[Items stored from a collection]

********************

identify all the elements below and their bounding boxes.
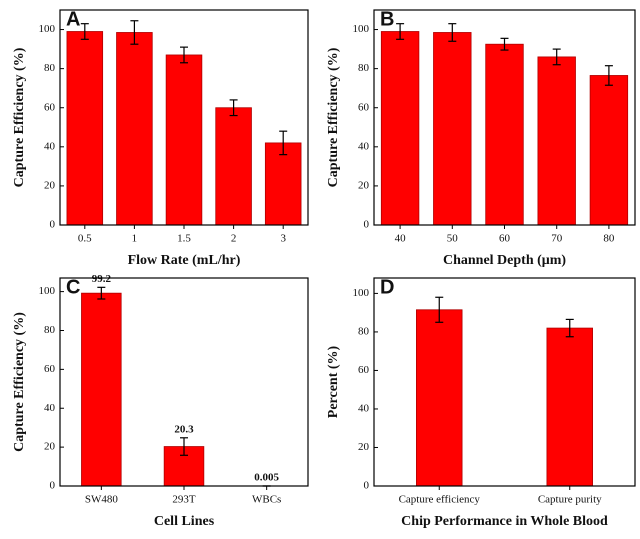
x-axis-label: Chip Performance in Whole Blood xyxy=(401,514,608,529)
y-tick-label: 40 xyxy=(44,140,56,152)
value-label: 20.3 xyxy=(174,423,194,435)
y-tick-label: 100 xyxy=(39,285,56,297)
bar xyxy=(81,292,122,487)
bar xyxy=(433,32,472,226)
x-axis-label: Cell Lines xyxy=(154,514,215,529)
x-tick-label: 50 xyxy=(447,233,459,245)
y-tick-label: 80 xyxy=(44,62,56,74)
x-tick-label: 293T xyxy=(172,494,196,506)
y-tick-label: 80 xyxy=(358,62,370,74)
bar xyxy=(546,327,593,487)
value-label: 99.2 xyxy=(92,273,112,285)
x-tick-label: 2 xyxy=(231,233,237,245)
error-bar xyxy=(500,37,509,51)
x-tick-label: 40 xyxy=(395,233,407,245)
panel-label: A xyxy=(66,8,80,30)
bar xyxy=(485,43,524,226)
y-tick-label: 40 xyxy=(44,402,56,414)
error-bar xyxy=(229,99,238,117)
y-tick-label: 60 xyxy=(358,101,370,113)
y-tick-label: 100 xyxy=(353,23,370,35)
plot-frame xyxy=(373,9,636,226)
plot-frame xyxy=(373,277,636,487)
y-tick-label: 100 xyxy=(39,23,56,35)
y-tick-label: 80 xyxy=(44,324,56,336)
y-tick-label: 20 xyxy=(358,179,370,191)
y-tick-label: 60 xyxy=(44,101,56,113)
error-bar xyxy=(180,46,188,64)
panel-label: B xyxy=(380,8,394,30)
x-tick-label: WBCs xyxy=(252,494,281,506)
x-tick-label: 1.5 xyxy=(177,233,191,245)
plot-frame xyxy=(59,9,309,226)
panel-label: D xyxy=(380,276,394,298)
error-bar xyxy=(130,20,139,45)
x-tick-label: Capture purity xyxy=(538,494,602,506)
bar xyxy=(380,31,420,226)
x-tick-label: 1 xyxy=(132,233,138,245)
error-bar xyxy=(180,437,188,456)
error-bar xyxy=(604,65,613,86)
y-tick-label: 0 xyxy=(364,219,370,231)
value-label: 0.005 xyxy=(254,472,279,484)
x-tick-label: 60 xyxy=(499,233,511,245)
x-tick-label: 3 xyxy=(280,233,286,245)
y-axis-label: Capture Efficiency (%) xyxy=(12,47,27,187)
y-tick-label: 20 xyxy=(44,441,56,453)
bar xyxy=(537,56,576,226)
x-tick-label: 80 xyxy=(603,233,615,245)
y-tick-label: 60 xyxy=(358,364,370,376)
y-tick-label: 40 xyxy=(358,140,370,152)
y-tick-label: 60 xyxy=(44,363,56,375)
error-bar xyxy=(396,23,405,40)
x-tick-label: 70 xyxy=(551,233,563,245)
bar xyxy=(66,31,104,226)
bar xyxy=(416,309,463,487)
y-tick-label: 0 xyxy=(50,219,56,231)
y-tick-label: 100 xyxy=(353,287,370,299)
bar xyxy=(589,75,629,226)
error-bar xyxy=(552,48,561,66)
panel-label: C xyxy=(66,276,80,298)
y-axis-label: Percent (%) xyxy=(326,345,341,418)
y-tick-label: 20 xyxy=(358,441,370,453)
x-tick-label: Capture efficiency xyxy=(399,494,481,506)
bar xyxy=(116,32,153,226)
bar xyxy=(215,107,252,226)
y-tick-label: 40 xyxy=(358,402,370,414)
y-tick-label: 0 xyxy=(50,480,56,492)
x-axis-label: Channel Depth (μm) xyxy=(443,253,566,268)
x-axis-label: Flow Rate (mL/hr) xyxy=(128,253,241,268)
bar xyxy=(165,54,203,226)
error-bar xyxy=(448,23,457,42)
x-tick-label: 0.5 xyxy=(78,233,92,245)
y-tick-label: 0 xyxy=(364,480,370,492)
error-bar xyxy=(80,23,89,40)
y-tick-label: 20 xyxy=(44,179,56,191)
plot-frame xyxy=(59,277,309,487)
error-bar xyxy=(97,286,106,300)
error-bar xyxy=(435,296,444,323)
y-axis-label: Capture Efficiency (%) xyxy=(326,47,341,187)
x-tick-label: SW480 xyxy=(85,494,119,506)
error-bar xyxy=(279,130,288,156)
error-bar xyxy=(565,318,574,338)
y-axis-label: Capture Efficiency (%) xyxy=(12,312,27,452)
y-tick-label: 80 xyxy=(358,325,370,337)
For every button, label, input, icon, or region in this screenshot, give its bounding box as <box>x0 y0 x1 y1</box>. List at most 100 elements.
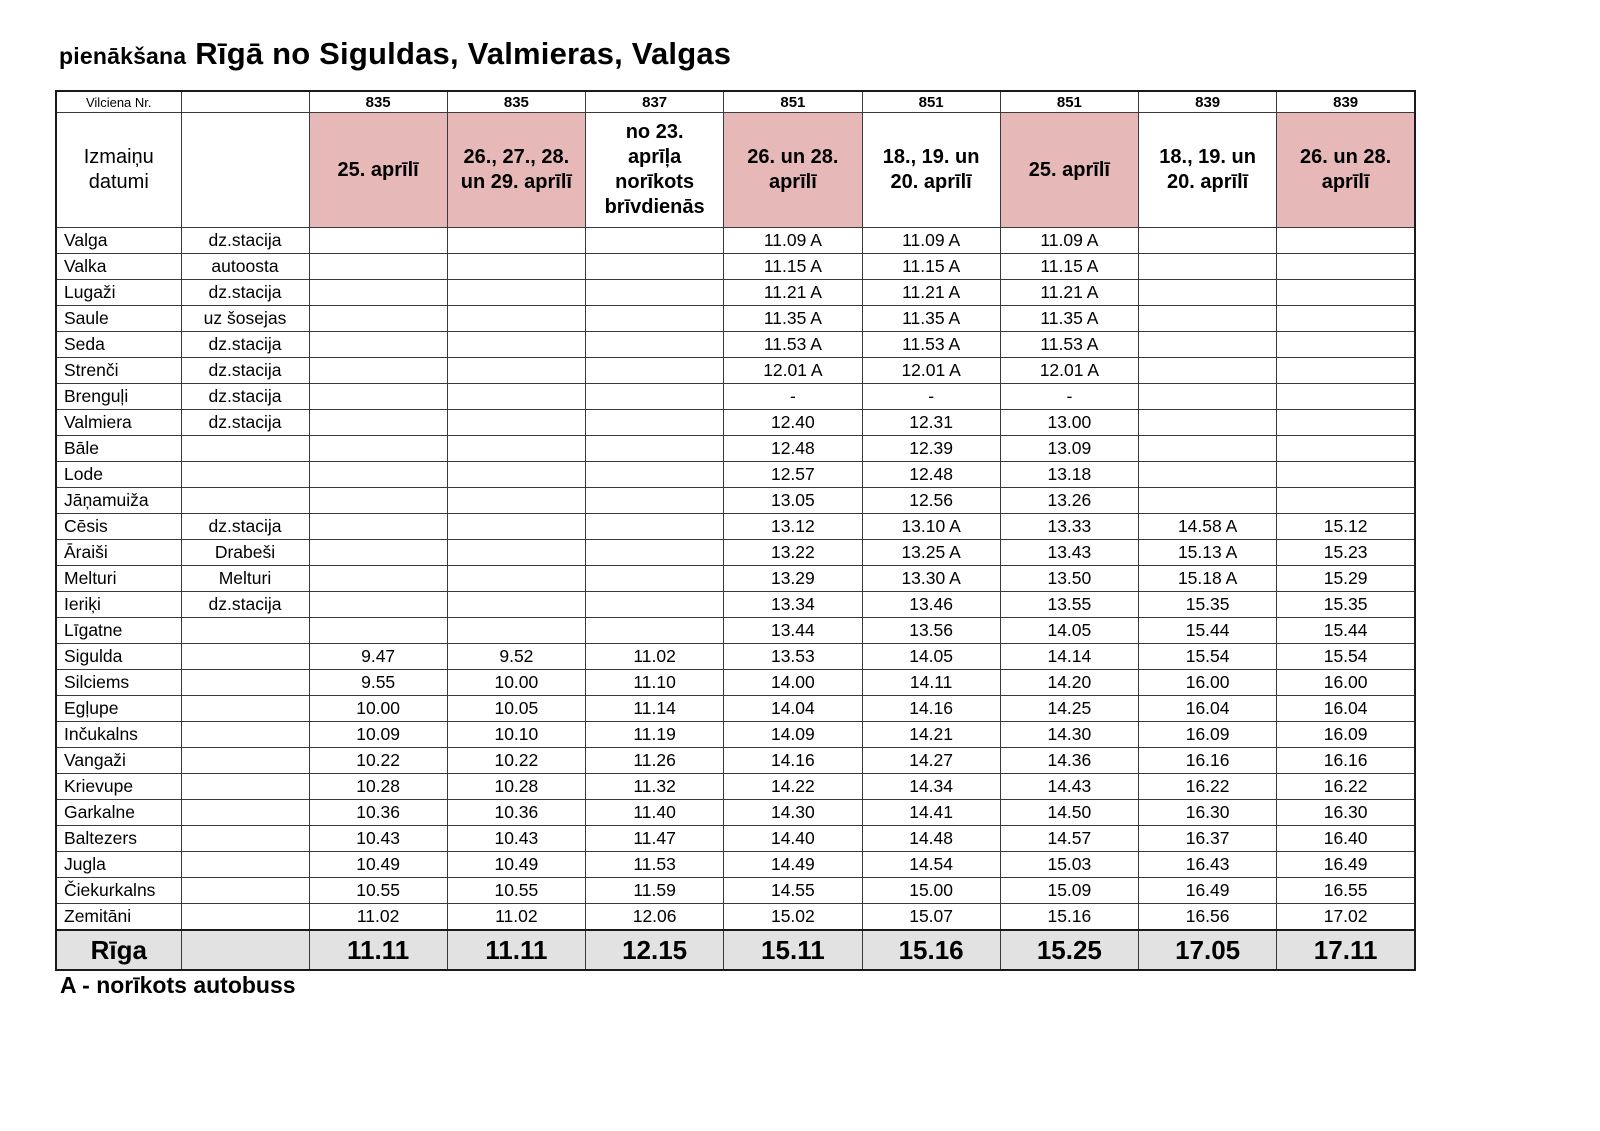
time-cell: 14.48 <box>861 825 1001 852</box>
time-cell: 10.49 <box>308 851 448 878</box>
time-cell: 11.35 A <box>999 305 1140 332</box>
time-cell <box>308 539 448 566</box>
train-number-header: 835 <box>308 90 448 113</box>
station-name-cell: Brenguļi <box>55 383 182 410</box>
time-cell: 11.40 <box>584 799 725 826</box>
train-timetable: Vilciena Nr. 835 835 837 851 851 851 839 839 Iz… <box>55 90 1416 971</box>
time-cell: 11.53 A <box>723 331 863 358</box>
station-row: Baltezers 10.43 10.43 11.47 14.40 14.48 14.57 1… <box>55 825 1416 852</box>
time-cell <box>308 565 448 592</box>
time-cell: 15.23 <box>1276 539 1416 566</box>
stop-type-cell: dz.stacija <box>180 227 310 254</box>
time-cell: 12.01 A <box>861 357 1001 384</box>
time-cell: 11.35 A <box>861 305 1001 332</box>
time-cell <box>584 461 725 488</box>
time-cell: 14.49 <box>723 851 863 878</box>
time-cell: 14.20 <box>999 669 1140 696</box>
time-cell <box>584 305 725 332</box>
time-cell <box>584 435 725 462</box>
time-cell <box>584 331 725 358</box>
time-cell: 15.35 <box>1137 591 1278 618</box>
time-cell: 11.11 <box>308 929 448 971</box>
time-cell: 12.06 <box>584 903 725 931</box>
time-cell: 15.16 <box>999 903 1140 931</box>
time-cell: 14.57 <box>999 825 1140 852</box>
time-cell <box>446 617 587 644</box>
time-cell: 10.55 <box>446 877 587 904</box>
time-cell <box>308 383 448 410</box>
time-cell: 16.16 <box>1276 747 1416 774</box>
station-name-cell: Valka <box>55 253 182 280</box>
time-cell: 11.26 <box>584 747 725 774</box>
time-cell <box>584 539 725 566</box>
time-cell: 16.40 <box>1276 825 1416 852</box>
time-cell: 16.43 <box>1137 851 1278 878</box>
time-cell <box>1137 279 1278 306</box>
time-cell: 13.33 <box>999 513 1140 540</box>
time-cell: 11.47 <box>584 825 725 852</box>
stop-type-cell <box>180 461 310 488</box>
stop-type-cell: Drabeši <box>180 539 310 566</box>
time-cell: 13.34 <box>723 591 863 618</box>
time-cell: 15.02 <box>723 903 863 931</box>
time-cell <box>308 513 448 540</box>
time-cell: 13.55 <box>999 591 1140 618</box>
time-cell <box>1276 357 1416 384</box>
time-cell: 14.34 <box>861 773 1001 800</box>
empty-header-cell <box>180 90 310 113</box>
stop-type-cell <box>180 695 310 722</box>
time-cell: 11.02 <box>308 903 448 931</box>
station-name-cell: Ieriķi <box>55 591 182 618</box>
time-cell: 12.56 <box>861 487 1001 514</box>
time-cell: 14.04 <box>723 695 863 722</box>
station-name-cell: Seda <box>55 331 182 358</box>
time-cell: 10.00 <box>446 669 587 696</box>
time-cell: 13.44 <box>723 617 863 644</box>
time-cell: 11.09 A <box>861 227 1001 254</box>
time-cell <box>1276 461 1416 488</box>
time-cell: 15.12 <box>1276 513 1416 540</box>
stop-type-cell: dz.stacija <box>180 591 310 618</box>
time-cell: 15.54 <box>1276 643 1416 670</box>
time-cell: 16.49 <box>1137 877 1278 904</box>
time-cell: 10.09 <box>308 721 448 748</box>
station-row: Līgatne 13.44 13.56 14.05 15.44 15.44 <box>55 617 1416 644</box>
time-cell <box>1276 383 1416 410</box>
time-cell <box>584 409 725 436</box>
time-cell: 16.55 <box>1276 877 1416 904</box>
time-cell: 13.56 <box>861 617 1001 644</box>
stop-type-cell <box>180 929 310 971</box>
station-name-cell: Sigulda <box>55 643 182 670</box>
time-cell <box>1276 409 1416 436</box>
time-cell <box>308 331 448 358</box>
time-cell: 10.22 <box>446 747 587 774</box>
time-cell: 15.18 A <box>1137 565 1278 592</box>
time-cell: 12.57 <box>723 461 863 488</box>
time-cell: 10.36 <box>308 799 448 826</box>
time-cell: 12.48 <box>861 461 1001 488</box>
time-cell: 10.00 <box>308 695 448 722</box>
time-cell: 16.22 <box>1276 773 1416 800</box>
time-cell <box>308 409 448 436</box>
time-cell: 11.02 <box>584 643 725 670</box>
time-cell: 10.05 <box>446 695 587 722</box>
stop-type-cell <box>180 435 310 462</box>
station-name-cell: Valmiera <box>55 409 182 436</box>
station-name-cell: Egļupe <box>55 695 182 722</box>
time-cell <box>1137 253 1278 280</box>
time-cell: 12.48 <box>723 435 863 462</box>
station-row: Valmiera dz.stacija 12.40 12.31 13.00 <box>55 409 1416 436</box>
time-cell: 12.15 <box>584 929 725 971</box>
time-cell: 13.10 A <box>861 513 1001 540</box>
time-cell <box>446 435 587 462</box>
station-row: Melturi Melturi 13.29 13.30 A 13.50 15.18 A 15… <box>55 565 1416 592</box>
station-row: Āraiši Drabeši 13.22 13.25 A 13.43 15.13 A 15.… <box>55 539 1416 566</box>
stop-type-cell: dz.stacija <box>180 331 310 358</box>
time-cell <box>308 227 448 254</box>
time-cell: 14.11 <box>861 669 1001 696</box>
time-cell: 15.09 <box>999 877 1140 904</box>
stop-type-cell: dz.stacija <box>180 513 310 540</box>
footnote-bus-legend: A - norīkots autobuss <box>60 972 296 998</box>
station-name-cell: Jāņamuiža <box>55 487 182 514</box>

********************

Set down the rows exactly as they appear, starting with the row that contains "x-axis-label: Chip Performance" and continuing through the row that contains "value-label: 99.2 xyxy=(92,273,112,285)".

x-axis-label: Chip Performance in Whole Blood xyxy=(401,514,608,529)
y-tick-label: 40 xyxy=(44,140,56,152)
value-label: 20.3 xyxy=(174,423,194,435)
y-tick-label: 100 xyxy=(39,285,56,297)
bar xyxy=(81,292,122,487)
bar xyxy=(433,32,472,226)
x-axis-label: Cell Lines xyxy=(154,514,215,529)
x-tick-label: 50 xyxy=(447,233,459,245)
y-tick-label: 80 xyxy=(44,62,56,74)
x-tick-label: 293T xyxy=(172,494,196,506)
y-tick-label: 80 xyxy=(358,62,370,74)
bar xyxy=(546,327,593,487)
value-label: 99.2 xyxy=(92,273,112,285)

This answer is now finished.